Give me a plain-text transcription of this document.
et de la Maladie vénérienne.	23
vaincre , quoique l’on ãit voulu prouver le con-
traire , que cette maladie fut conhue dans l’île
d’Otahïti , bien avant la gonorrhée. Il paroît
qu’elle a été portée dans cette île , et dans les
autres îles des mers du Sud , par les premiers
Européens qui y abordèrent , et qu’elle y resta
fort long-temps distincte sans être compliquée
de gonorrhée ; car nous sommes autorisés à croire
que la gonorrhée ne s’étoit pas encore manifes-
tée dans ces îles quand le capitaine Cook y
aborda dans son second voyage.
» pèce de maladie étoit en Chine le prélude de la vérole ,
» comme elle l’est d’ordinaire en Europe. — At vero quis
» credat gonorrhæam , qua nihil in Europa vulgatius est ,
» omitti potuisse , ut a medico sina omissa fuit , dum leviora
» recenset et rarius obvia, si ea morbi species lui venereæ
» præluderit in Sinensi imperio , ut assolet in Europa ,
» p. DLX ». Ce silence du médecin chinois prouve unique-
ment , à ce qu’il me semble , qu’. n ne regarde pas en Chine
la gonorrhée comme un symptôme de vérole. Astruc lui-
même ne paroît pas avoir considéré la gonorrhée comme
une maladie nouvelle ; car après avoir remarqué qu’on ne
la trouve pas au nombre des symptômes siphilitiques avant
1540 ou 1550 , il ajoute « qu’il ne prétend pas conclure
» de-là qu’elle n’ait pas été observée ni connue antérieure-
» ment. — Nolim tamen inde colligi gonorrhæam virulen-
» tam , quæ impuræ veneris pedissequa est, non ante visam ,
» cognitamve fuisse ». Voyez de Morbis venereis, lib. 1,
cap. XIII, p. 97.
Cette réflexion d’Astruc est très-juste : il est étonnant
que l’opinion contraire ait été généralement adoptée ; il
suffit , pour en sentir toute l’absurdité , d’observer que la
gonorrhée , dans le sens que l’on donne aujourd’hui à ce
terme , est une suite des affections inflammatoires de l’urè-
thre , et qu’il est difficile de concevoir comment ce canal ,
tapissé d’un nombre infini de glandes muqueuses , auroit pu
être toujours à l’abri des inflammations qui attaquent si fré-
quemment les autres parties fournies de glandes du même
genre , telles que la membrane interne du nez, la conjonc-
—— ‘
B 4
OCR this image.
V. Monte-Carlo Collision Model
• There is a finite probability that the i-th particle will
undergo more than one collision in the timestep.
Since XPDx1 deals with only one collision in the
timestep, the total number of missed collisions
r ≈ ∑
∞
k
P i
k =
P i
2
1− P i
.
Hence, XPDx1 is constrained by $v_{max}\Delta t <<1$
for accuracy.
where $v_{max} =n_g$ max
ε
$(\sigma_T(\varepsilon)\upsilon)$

Brief:
From the data above, extract every line in its exact form.

Answer to this problem:
Give me a plain-text transcription of this document.
et de la Maladie vénérienne.	23
vaincre , quoique l’on ãit voulu prouver le con-
traire , que cette maladie fut conhue dans l’île
d’Otahïti , bien avant la gonorrhée. Il paroît
qu’elle a été portée dans cette île , et dans les
autres îles des mers du Sud , par les premiers
Européens qui y abordèrent , et qu’elle y resta
fort long-temps distincte sans être compliquée
de gonorrhée ; car nous sommes autorisés à croire
que la gonorrhée ne s’étoit pas encore manifes-
tée dans ces îles quand le capitaine Cook y
aborda dans son second voyage.
» pèce de maladie étoit en Chine le prélude de la vérole ,
» comme elle l’est d’ordinaire en Europe. — At vero quis
» credat gonorrhæam , qua nihil in Europa vulgatius est ,
» omitti potuisse , ut a medico sina omissa fuit , dum leviora
» recenset et rarius obvia, si ea morbi species lui venereæ
» præluderit in Sinensi imperio , ut assolet in Europa ,
» p. DLX ». Ce silence du médecin chinois prouve unique-
ment , à ce qu’il me semble , qu’. n ne regarde pas en Chine
la gonorrhée comme un symptôme de vérole. Astruc lui-
même ne paroît pas avoir considéré la gonorrhée comme
une maladie nouvelle ; car après avoir remarqué qu’on ne
la trouve pas au nombre des symptômes siphilitiques avant
1540 ou 1550 , il ajoute « qu’il ne prétend pas conclure
» de-là qu’elle n’ait pas été observée ni connue antérieure-
» ment. — Nolim tamen inde colligi gonorrhæam virulen-
» tam , quæ impuræ veneris pedissequa est, non ante visam ,
» cognitamve fuisse ». Voyez de Morbis venereis, lib. 1,
cap. XIII, p. 97.
Cette réflexion d’Astruc est très-juste : il est étonnant
que l’opinion contraire ait été généralement adoptée ; il
suffit , pour en sentir toute l’absurdité , d’observer que la
gonorrhée , dans le sens que l’on donne aujourd’hui à ce
terme , est une suite des affections inflammatoires de l’urè-
thre , et qu’il est difficile de concevoir comment ce canal ,
tapissé d’un nombre infini de glandes muqueuses , auroit pu
être toujours à l’abri des inflammations qui attaquent si fré-
quemment les autres parties fournies de glandes du même
genre , telles que la membrane interne du nez, la conjonc-
—— ‘
B 4
OCR this image.
V. Monte-Carlo Collision Model
• There is a finite probability that the i-th particle will
undergo more than one collision in the timestep.
Since XPDx1 deals with only one collision in the
timestep, the total number of missed collisions
r ≈ ∑
∞
k
P i
k =
P i
2
1− P i
.
Hence, XPDx1 is constrained by $v_{max}\Delta t <<1$
for accuracy.
where $v_{max} =n_g$ max
ε
$(\sigma_T(\varepsilon)\upsilon)$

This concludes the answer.